» **Dataset records**:
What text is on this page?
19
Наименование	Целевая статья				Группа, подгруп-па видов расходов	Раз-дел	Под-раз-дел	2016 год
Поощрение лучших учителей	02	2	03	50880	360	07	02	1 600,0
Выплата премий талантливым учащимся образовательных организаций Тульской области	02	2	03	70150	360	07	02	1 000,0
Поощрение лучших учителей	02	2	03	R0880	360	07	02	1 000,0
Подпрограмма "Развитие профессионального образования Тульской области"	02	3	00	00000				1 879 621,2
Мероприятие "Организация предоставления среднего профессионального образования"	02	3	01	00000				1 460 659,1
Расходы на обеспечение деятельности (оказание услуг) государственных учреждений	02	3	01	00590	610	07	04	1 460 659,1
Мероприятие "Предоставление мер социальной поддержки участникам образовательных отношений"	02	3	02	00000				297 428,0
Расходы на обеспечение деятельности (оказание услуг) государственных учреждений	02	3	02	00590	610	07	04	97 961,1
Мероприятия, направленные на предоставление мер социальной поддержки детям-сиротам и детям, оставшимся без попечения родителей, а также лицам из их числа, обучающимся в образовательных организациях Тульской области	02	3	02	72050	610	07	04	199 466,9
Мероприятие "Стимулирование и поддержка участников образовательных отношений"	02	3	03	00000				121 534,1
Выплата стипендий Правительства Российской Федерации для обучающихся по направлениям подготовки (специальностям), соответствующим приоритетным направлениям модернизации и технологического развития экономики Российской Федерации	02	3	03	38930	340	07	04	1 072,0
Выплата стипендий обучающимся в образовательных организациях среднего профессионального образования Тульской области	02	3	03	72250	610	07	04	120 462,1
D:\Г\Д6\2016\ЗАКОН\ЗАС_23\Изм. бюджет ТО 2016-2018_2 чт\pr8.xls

» **AIM**: Looking at the entries above, how many lines contain the word "профессионального"? Answer with the number alone.

» **RESULT OF THIS TASK**: 3